- _PASSAGE TO READ_
It will be seen from my brief summary of the pleadings that the allegations of personal misconduct and the pleas of justification and malice to which they have given rise fall within a relatively narrow compass in so far as they turn on the direct knowledge of Mr. Ansari and Dr. Knowles. However, the issues relating to Mr. Ansari’s professional competence, even in relation to the relatively limited sphere of the Vilnius project, are much more extensive. That is partly because Mr. Ansari apparently seeks to challenge the defendants’ allegation of plagiarism by (among other things) reference to the technical characteristics of the material on which they rely. However, his case is that the Vilnius Memo seriously damaged his general professional reputation, thus broadening the scope of the enquiry. Likewise, the plea of malice seeks to extend the enquiry into areas which are not directly linked to the Vilnius project.
On 3rd April 2012 Eady J. ordered that a number of questions be determined as preliminary issues. They included the question whether the settlement between Mr. Ansari and Vilnius extinguished any or all of his causes of action against Dr. Knowles and MMU in respect of the Vilnius Memo and, if not, whether it had become an abuse of process for him to persist in those claims. In a judgment delivered on 8th November 2012 the judge answered both questions in the negative. Dr. Knowles and MMU now appeal against his decision.
The bulk of the judgment is taken up with the defendants’ primary argument that the settlement with Vilnius operated in law as a bar to any further claim based on the original publication of the Vilnius Memo. It was accepted that it would not bar a claim based on the separate publication by Dr. Knowles or either of the two claims for slander arising out of his conversations with other members of staff in February and March 2008, but it was said that as a matter of law Mr. Ansari could no longer pursue the claim based on the allegation that Dr. Knowles had been a party to the creation and publication of the Vilnius Memo. The judge rejected that argument and his decision on that point was not challenged before us.

- _PROVIDED RECORDS_
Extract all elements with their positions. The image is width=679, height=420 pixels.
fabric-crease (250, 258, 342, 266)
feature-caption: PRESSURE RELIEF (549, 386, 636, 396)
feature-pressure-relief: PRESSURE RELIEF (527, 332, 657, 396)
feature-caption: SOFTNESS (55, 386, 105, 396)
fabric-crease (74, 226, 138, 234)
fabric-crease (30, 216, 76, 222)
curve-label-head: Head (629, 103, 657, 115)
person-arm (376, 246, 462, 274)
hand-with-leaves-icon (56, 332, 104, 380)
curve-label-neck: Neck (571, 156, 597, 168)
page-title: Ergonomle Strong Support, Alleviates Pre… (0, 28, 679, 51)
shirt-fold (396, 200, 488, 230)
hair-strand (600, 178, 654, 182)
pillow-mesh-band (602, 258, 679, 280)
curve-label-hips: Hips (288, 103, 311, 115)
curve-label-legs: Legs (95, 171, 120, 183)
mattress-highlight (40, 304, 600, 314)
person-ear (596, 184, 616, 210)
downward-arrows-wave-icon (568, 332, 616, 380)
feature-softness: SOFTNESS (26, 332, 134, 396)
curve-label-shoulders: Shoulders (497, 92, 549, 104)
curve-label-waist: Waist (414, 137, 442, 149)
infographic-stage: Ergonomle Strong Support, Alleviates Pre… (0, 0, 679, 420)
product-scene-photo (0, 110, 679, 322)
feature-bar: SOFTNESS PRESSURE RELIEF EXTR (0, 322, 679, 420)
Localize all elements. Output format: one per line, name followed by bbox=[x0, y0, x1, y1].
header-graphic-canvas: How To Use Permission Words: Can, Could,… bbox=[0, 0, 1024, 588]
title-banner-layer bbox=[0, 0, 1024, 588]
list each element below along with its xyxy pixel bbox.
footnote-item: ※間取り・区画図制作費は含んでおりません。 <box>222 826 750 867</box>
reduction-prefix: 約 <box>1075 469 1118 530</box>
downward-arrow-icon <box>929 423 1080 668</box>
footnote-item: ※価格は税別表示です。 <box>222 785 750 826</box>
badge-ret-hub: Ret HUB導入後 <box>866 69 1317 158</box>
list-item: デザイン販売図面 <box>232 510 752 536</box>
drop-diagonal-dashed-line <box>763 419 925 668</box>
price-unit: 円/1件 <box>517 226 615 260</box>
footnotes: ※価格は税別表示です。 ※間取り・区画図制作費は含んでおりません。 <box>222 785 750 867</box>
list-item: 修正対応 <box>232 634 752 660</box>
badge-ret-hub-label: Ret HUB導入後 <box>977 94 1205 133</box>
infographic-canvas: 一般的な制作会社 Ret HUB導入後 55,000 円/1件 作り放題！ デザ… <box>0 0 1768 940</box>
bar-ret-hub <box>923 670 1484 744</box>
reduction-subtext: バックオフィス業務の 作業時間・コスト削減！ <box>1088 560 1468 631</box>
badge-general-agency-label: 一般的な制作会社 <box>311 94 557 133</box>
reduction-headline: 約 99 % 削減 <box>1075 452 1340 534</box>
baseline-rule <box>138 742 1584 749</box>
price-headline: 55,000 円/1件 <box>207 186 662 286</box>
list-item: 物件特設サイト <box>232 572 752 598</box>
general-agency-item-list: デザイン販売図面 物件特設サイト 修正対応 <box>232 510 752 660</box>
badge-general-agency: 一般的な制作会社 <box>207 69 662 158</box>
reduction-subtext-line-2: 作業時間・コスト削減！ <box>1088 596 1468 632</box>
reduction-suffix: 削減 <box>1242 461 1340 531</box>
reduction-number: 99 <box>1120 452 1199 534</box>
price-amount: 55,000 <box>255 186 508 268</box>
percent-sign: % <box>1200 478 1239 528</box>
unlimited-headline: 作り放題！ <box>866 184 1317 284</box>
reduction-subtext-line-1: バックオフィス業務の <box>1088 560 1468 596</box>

- _STATED GOAL A_
Could you copy out the records word for word, starting at their first line and stopping after the line that contains "feature-pressure-relief: PRESSURE RELIEF", including both of those lines?
- _STATED GOAL B_
Can you carry on the judgment excerpt about Mr. Ansari's claims against Dr. Knowles and MMU, starting after its last sentence?

- _EXPECTED OUTPUT A_
Extract all elements with their positions. The image is width=679, height=420 pixels.
fabric-crease (250, 258, 342, 266)
feature-caption: PRESSURE RELIEF (549, 386, 636, 396)
feature-pressure-relief: PRESSURE RELIEF (527, 332, 657, 396)

- _EXPECTED OUTPUT B_
The defendants’ alternative argument below, namely, that to pursue against Dr. Knowles the claim based on the original publication of the Vilnius Memo would be an abuse of the process and that the court should therefore strike it out in the exercise of the jurisdiction recognised in Jameel (Yousef) v Dow Jones Inc [2005] EWCA Civ 75, [2005] QB 946, received relatively little attention. The judge did not think that the statement in open court was very compelling, since it was expressed in terms that Vilnius simply “accepted the claimant’s assurances” and it was public knowledge that the defendants were seeking to justify the allegations. In his view there remained a very large question mark over Mr. Ansari’s reputation and he considered that the litigation might provide vindication in respect of serious allegations against his professional competence and personal behaviour.
The judge summarised the allegations made against Mr. Ansari in the Vilnius Memo as falling into the following eight categories which he said he had taken from Mr. Samson’s skeleton argument:
“(a) being a sex pest;
(b) being an alcoholic;
(c) being unqualified for his lecturing post at the university;
(d) guilty of deception in apparently buying his qualifications;
(e) making false promises to external departments of MMU;
(f) professional incompetence;
(g) being arrogant and patronising in his manner; and
(h) telling lies.”
Miss Page Q.C., who appeared for Dr. Knowles and MMU, submitted that the judge should not have accepted that summary which was misleading because it over-stated both Mr. Ansari’s case in relation to the Vilnius Memo and the meaning that could reasonably be ascribed to it. In my view there is some force in that criticism, since the Vilnius Memo did not accuse Mr. Ansari of being a sex pest generally, nor did it accuse him of being an alcoholic (although such allegations were said to have been made in other publications). It is also doubtful whether it accused him of being unqualified for his lecturing post or of being guilty of deception; both allegations are said to have been aspects of the first slander. The allegation of professional incompetence and of being arrogant and overbearing were both made in the limited context of his work on the Vilnius project. Mr. Ansari does not attribute to the Vilnius Memo an allegation of telling lies. Many of these discrepancies are of little significance in the context of the present appeal, but it was an important element in Miss Page’s argument that the allegations in the Vilnius Memo were not as extensive as had been suggested and should not have given rise to such wide-ranging cases on justification and malice.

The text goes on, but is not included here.